» Records for this exercise:
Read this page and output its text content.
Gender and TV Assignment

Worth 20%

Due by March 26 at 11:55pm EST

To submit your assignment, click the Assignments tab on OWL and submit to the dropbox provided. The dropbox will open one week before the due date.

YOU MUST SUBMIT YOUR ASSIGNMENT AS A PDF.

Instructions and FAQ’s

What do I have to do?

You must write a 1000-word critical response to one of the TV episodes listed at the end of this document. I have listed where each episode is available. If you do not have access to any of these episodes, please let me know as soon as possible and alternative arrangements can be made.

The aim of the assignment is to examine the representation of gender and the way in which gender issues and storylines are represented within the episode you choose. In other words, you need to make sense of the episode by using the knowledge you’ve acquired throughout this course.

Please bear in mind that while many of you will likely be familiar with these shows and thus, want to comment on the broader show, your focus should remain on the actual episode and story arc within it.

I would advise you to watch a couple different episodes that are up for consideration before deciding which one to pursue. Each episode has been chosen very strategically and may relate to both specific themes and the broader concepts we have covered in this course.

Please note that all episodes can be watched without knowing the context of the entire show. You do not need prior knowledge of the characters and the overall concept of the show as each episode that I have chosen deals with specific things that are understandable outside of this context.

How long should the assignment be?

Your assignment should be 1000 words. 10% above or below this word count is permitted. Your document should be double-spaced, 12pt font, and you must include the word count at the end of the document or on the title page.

» Set problem: Reproduce the data in its entirety, matching each character.

» Reply to the task:
Read this page and output its text content.
Gender and TV Assignment

Worth 20%

Due by March 26 at 11:55pm EST

To submit your assignment, click the Assignments tab on OWL and submit to the dropbox provided. The dropbox will open one week before the due date.

YOU MUST SUBMIT YOUR ASSIGNMENT AS A PDF.

Instructions and FAQ’s

What do I have to do?

You must write a 1000-word critical response to one of the TV episodes listed at the end of this document. I have listed where each episode is available. If you do not have access to any of these episodes, please let me know as soon as possible and alternative arrangements can be made.

The aim of the assignment is to examine the representation of gender and the way in which gender issues and storylines are represented within the episode you choose. In other words, you need to make sense of the episode by using the knowledge you’ve acquired throughout this course.

Please bear in mind that while many of you will likely be familiar with these shows and thus, want to comment on the broader show, your focus should remain on the actual episode and story arc within it.

I would advise you to watch a couple different episodes that are up for consideration before deciding which one to pursue. Each episode has been chosen very strategically and may relate to both specific themes and the broader concepts we have covered in this course.

Please note that all episodes can be watched without knowing the context of the entire show. You do not need prior knowledge of the characters and the overall concept of the show as each episode that I have chosen deals with specific things that are understandable outside of this context.

How long should the assignment be?

Your assignment should be 1000 words. 10% above or below this word count is permitted. Your document should be double-spaced, 12pt font, and you must include the word count at the end of the document or on the title page.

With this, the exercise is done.